%%
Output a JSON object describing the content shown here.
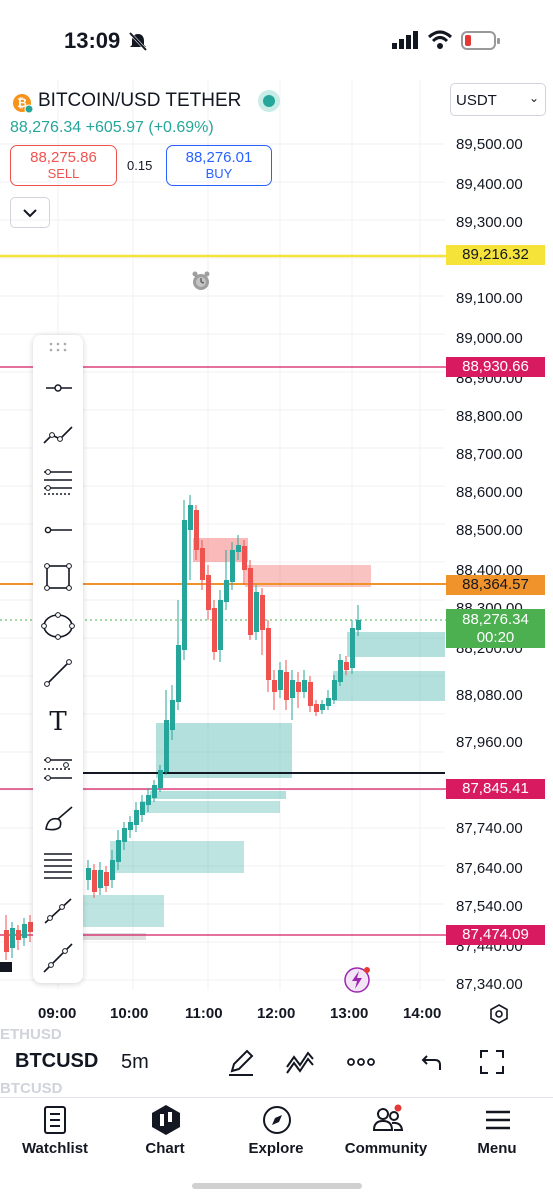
{
  "status_bar": {
    "time": "13:09"
  },
  "header": {
    "symbol_title": "BITCOIN/USD TETHER",
    "price": "88,276.34",
    "change": "+605.97 (+0.69%)",
    "sell_price": "88,275.86",
    "sell_label": "SELL",
    "spread": "0.15",
    "buy_price": "88,276.01",
    "buy_label": "BUY",
    "currency_select": "USDT"
  },
  "price_axis": {
    "ticks": [
      "89,500.00",
      "89,400.00",
      "89,300.00",
      "89,100.00",
      "89,000.00",
      "88,900.00",
      "88,800.00",
      "88,700.00",
      "88,600.00",
      "88,500.00",
      "88,400.00",
      "88,300.00",
      "88,200.00",
      "88,080.00",
      "87,960.00",
      "87,740.00",
      "87,640.00",
      "87,540.00",
      "87,440.00",
      "87,340.00"
    ],
    "labels": {
      "yellow": "89,216.32",
      "red_top": "88,930.66",
      "orange": "88,364.57",
      "current": "88,276.34",
      "countdown": "00:20",
      "red_mid": "87,845.41",
      "red_low": "87,474.09"
    }
  },
  "time_axis": {
    "ticks": [
      "09:00",
      "10:00",
      "11:00",
      "12:00",
      "13:00",
      "14:00"
    ]
  },
  "bottom_toolbar": {
    "symbol": "BTCUSD",
    "interval": "5m",
    "ghost_top": "ETHUSD",
    "ghost_bottom": "BTCUSD"
  },
  "nav": {
    "watchlist": "Watchlist",
    "chart": "Chart",
    "explore": "Explore",
    "community": "Community",
    "menu": "Menu"
  },
  "colors": {
    "up": "#26a69a",
    "down": "#ef5350",
    "yellow_line": "#f5e33a",
    "orange_line": "#f0932b",
    "red_line": "#d81b60",
    "buy_blue": "#2962ff"
  }
}
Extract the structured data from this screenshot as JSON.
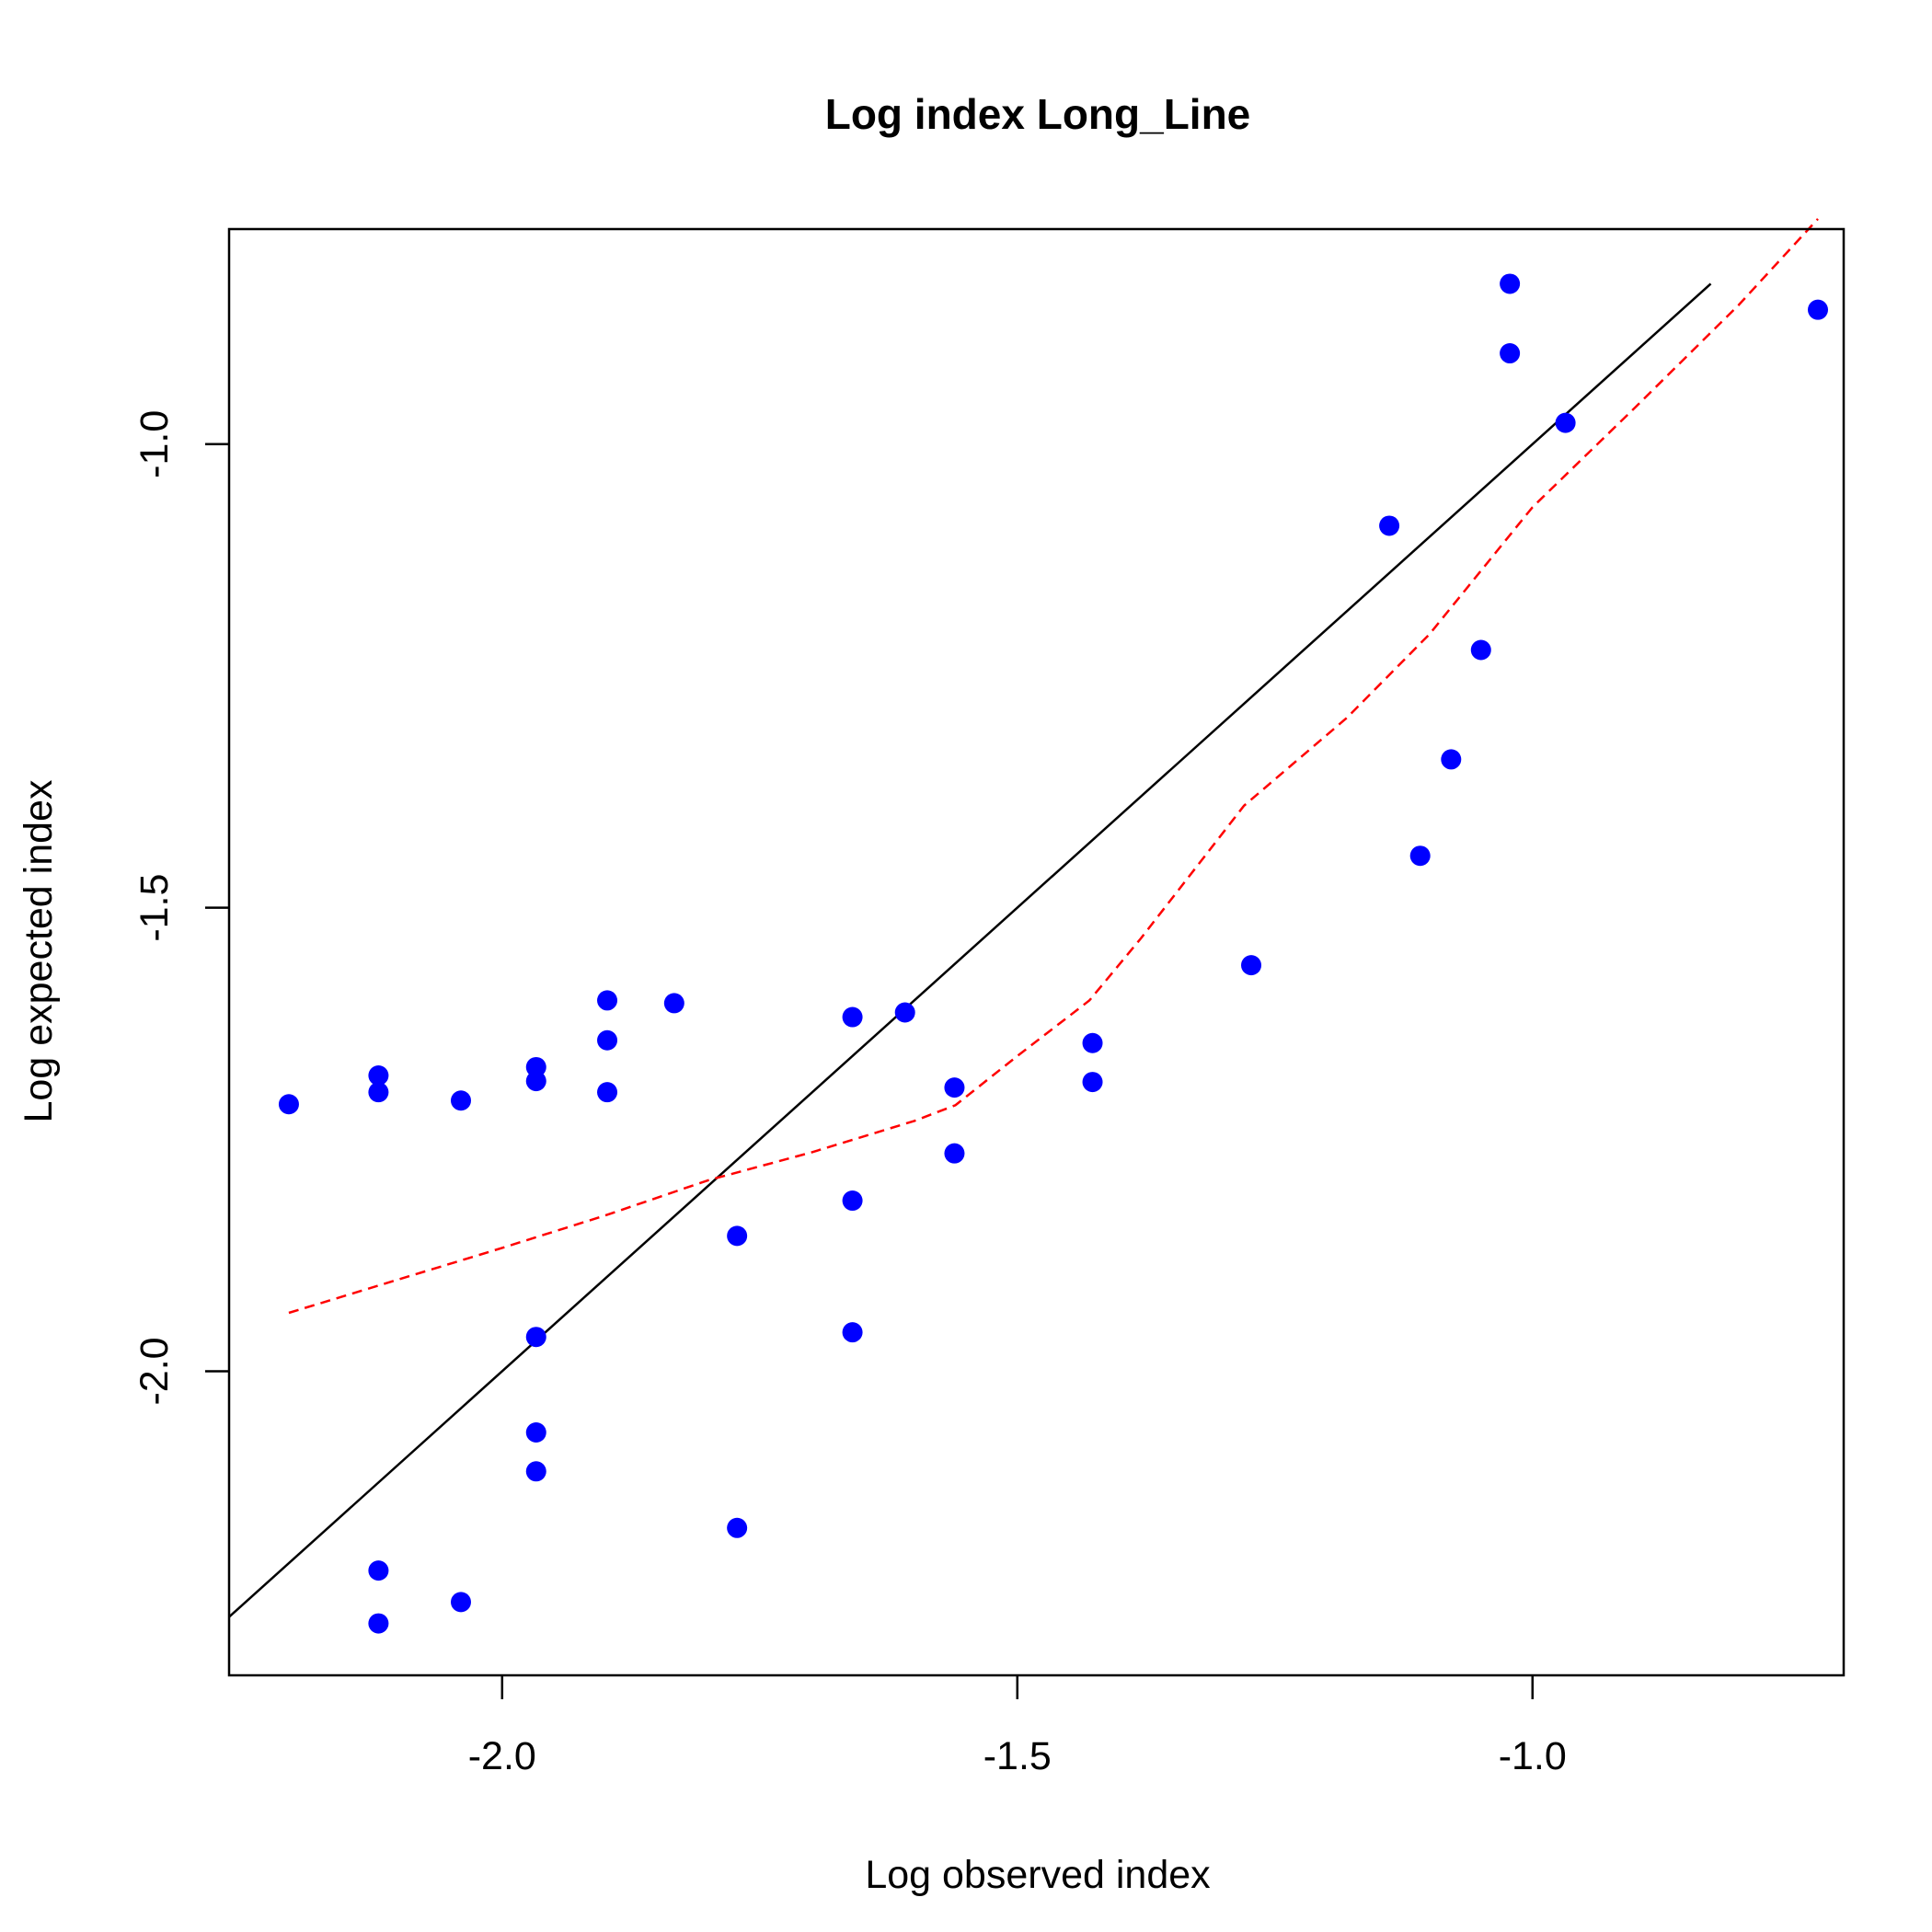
%%
Exercise prompt
Print out the whole of the material word for word, without pictures.

Exercise result
Output a JSON object describing the content shown here.
{
  "status_bar": {
    "time": "13:09"
  },
  "header": {
    "symbol_title": "BITCOIN/USD TETHER",
    "price": "88,276.34",
    "change": "+605.97 (+0.69%)",
    "sell_price": "88,275.86",
    "sell_label": "SELL",
    "spread": "0.15",
    "buy_price": "88,276.01",
    "buy_label": "BUY",
    "currency_select": "USDT"
  },
  "price_axis": {
    "ticks": [
      "89,500.00",
      "89,400.00",
      "89,300.00",
      "89,100.00",
      "89,000.00",
      "88,900.00",
      "88,800.00",
      "88,700.00",
      "88,600.00",
      "88,500.00",
      "88,400.00",
      "88,300.00",
      "88,200.00",
      "88,080.00",
      "87,960.00",
      "87,740.00",
      "87,640.00",
      "87,540.00",
      "87,440.00",
      "87,340.00"
    ],
    "labels": {
      "yellow": "89,216.32",
      "red_top": "88,930.66",
      "orange": "88,364.57",
      "current": "88,276.34",
      "countdown": "00:20",
      "red_mid": "87,845.41",
      "red_low": "87,474.09"
    }
  },
  "time_axis": {
    "ticks": [
      "09:00",
      "10:00",
      "11:00",
      "12:00",
      "13:00",
      "14:00"
    ]
  },
  "bottom_toolbar": {
    "symbol": "BTCUSD",
    "interval": "5m",
    "ghost_top": "ETHUSD",
    "ghost_bottom": "BTCUSD"
  },
  "nav": {
    "watchlist": "Watchlist",
    "chart": "Chart",
    "explore": "Explore",
    "community": "Community",
    "menu": "Menu"
  },
  "colors": {
    "up": "#26a69a",
    "down": "#ef5350",
    "yellow_line": "#f5e33a",
    "orange_line": "#f0932b",
    "red_line": "#d81b60",
    "buy_blue": "#2962ff"
  }
}
Extract the structured data from this screenshot as JSON.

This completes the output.